Can you retype every record below exactly as written?

DATA ENTRIES

◇ ◇ ◇

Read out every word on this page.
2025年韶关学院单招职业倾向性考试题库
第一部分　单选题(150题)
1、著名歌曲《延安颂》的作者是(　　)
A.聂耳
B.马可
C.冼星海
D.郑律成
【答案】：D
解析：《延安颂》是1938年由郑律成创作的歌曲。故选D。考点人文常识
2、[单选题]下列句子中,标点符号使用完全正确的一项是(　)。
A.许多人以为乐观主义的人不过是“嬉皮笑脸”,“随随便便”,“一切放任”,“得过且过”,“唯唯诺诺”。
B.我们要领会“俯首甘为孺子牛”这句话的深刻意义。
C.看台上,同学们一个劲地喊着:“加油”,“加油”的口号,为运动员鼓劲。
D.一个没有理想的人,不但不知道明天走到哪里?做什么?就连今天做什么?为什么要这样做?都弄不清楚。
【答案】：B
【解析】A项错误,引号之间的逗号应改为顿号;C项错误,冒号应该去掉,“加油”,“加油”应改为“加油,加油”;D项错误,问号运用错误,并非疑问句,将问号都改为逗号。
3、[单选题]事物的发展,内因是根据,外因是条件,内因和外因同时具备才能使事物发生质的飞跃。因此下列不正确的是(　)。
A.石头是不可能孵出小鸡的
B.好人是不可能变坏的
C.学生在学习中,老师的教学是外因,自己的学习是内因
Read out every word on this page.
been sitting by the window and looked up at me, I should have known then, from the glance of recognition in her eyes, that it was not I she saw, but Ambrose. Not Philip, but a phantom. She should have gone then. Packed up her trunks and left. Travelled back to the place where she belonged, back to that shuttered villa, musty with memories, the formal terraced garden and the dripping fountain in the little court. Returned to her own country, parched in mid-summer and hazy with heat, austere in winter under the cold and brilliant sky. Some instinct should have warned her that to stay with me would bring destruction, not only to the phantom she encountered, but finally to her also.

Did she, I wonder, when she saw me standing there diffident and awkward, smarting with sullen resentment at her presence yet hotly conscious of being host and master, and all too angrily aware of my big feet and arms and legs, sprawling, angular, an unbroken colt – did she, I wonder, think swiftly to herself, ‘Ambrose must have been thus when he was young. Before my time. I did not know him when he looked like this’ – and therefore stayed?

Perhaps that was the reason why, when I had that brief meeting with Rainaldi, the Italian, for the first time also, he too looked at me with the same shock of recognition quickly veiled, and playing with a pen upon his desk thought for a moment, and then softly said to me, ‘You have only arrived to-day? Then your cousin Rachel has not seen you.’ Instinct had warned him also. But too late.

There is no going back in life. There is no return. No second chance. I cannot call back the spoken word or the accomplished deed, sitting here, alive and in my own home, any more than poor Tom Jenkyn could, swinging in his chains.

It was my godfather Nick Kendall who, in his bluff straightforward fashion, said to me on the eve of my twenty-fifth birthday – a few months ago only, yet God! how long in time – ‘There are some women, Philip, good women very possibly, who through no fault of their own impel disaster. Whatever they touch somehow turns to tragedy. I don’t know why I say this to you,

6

◇ ◇ ◇

ANSWER TO THIS PROBLEM
Read out every word on this page.
2025年韶关学院单招职业倾向性考试题库
第一部分　单选题(150题)
1、著名歌曲《延安颂》的作者是(　　)
A.聂耳
B.马可
C.冼星海
D.郑律成
【答案】：D
解析：《延安颂》是1938年由郑律成创作的歌曲。故选D。考点人文常识
2、[单选题]下列句子中,标点符号使用完全正确的一项是(　)。
A.许多人以为乐观主义的人不过是“嬉皮笑脸”,“随随便便”,“一切放任”,“得过且过”,“唯唯诺诺”。
B.我们要领会“俯首甘为孺子牛”这句话的深刻意义。
C.看台上,同学们一个劲地喊着:“加油”,“加油”的口号,为运动员鼓劲。
D.一个没有理想的人,不但不知道明天走到哪里?做什么?就连今天做什么?为什么要这样做?都弄不清楚。
【答案】：B
【解析】A项错误,引号之间的逗号应改为顿号;C项错误,冒号应该去掉,“加油”,“加油”应改为“加油,加油”;D项错误,问号运用错误,并非疑问句,将问号都改为逗号。
3、[单选题]事物的发展,内因是根据,外因是条件,内因和外因同时具备才能使事物发生质的飞跃。因此下列不正确的是(　)。
A.石头是不可能孵出小鸡的
B.好人是不可能变坏的
C.学生在学习中,老师的教学是外因,自己的学习是内因
Read out every word on this page.
been sitting by the window and looked up at me, I should have known then, from the glance of recognition in her eyes, that it was not I she saw, but Ambrose. Not Philip, but a phantom. She should have gone then. Packed up her trunks and left. Travelled back to the place where she belonged, back to that shuttered villa, musty with memories, the formal terraced garden and the dripping fountain in the little court. Returned to her own country, parched in mid-summer and hazy with heat, austere in winter under the cold and brilliant sky. Some instinct should have warned her that to stay with me would bring destruction, not only to the phantom she encountered, but finally to her also.

Did she, I wonder, when she saw me standing there diffident and awkward, smarting with sullen resentment at her presence yet hotly conscious of being host and master, and all too angrily aware of my big feet and arms and legs, sprawling, angular, an unbroken colt – did she, I wonder, think swiftly to herself, ‘Ambrose must have been thus when he was young. Before my time. I did not know him when he looked like this’ – and therefore stayed?

Perhaps that was the reason why, when I had that brief meeting with Rainaldi, the Italian, for the first time also, he too looked at me with the same shock of recognition quickly veiled, and playing with a pen upon his desk thought for a moment, and then softly said to me, ‘You have only arrived to-day? Then your cousin Rachel has not seen you.’ Instinct had warned him also. But too late.

There is no going back in life. There is no return. No second chance. I cannot call back the spoken word or the accomplished deed, sitting here, alive and in my own home, any more than poor Tom Jenkyn could, swinging in his chains.

It was my godfather Nick Kendall who, in his bluff straightforward fashion, said to me on the eve of my twenty-fifth birthday – a few months ago only, yet God! how long in time – ‘There are some women, Philip, good women very possibly, who through no fault of their own impel disaster. Whatever they touch somehow turns to tragedy. I don’t know why I say this to you,

6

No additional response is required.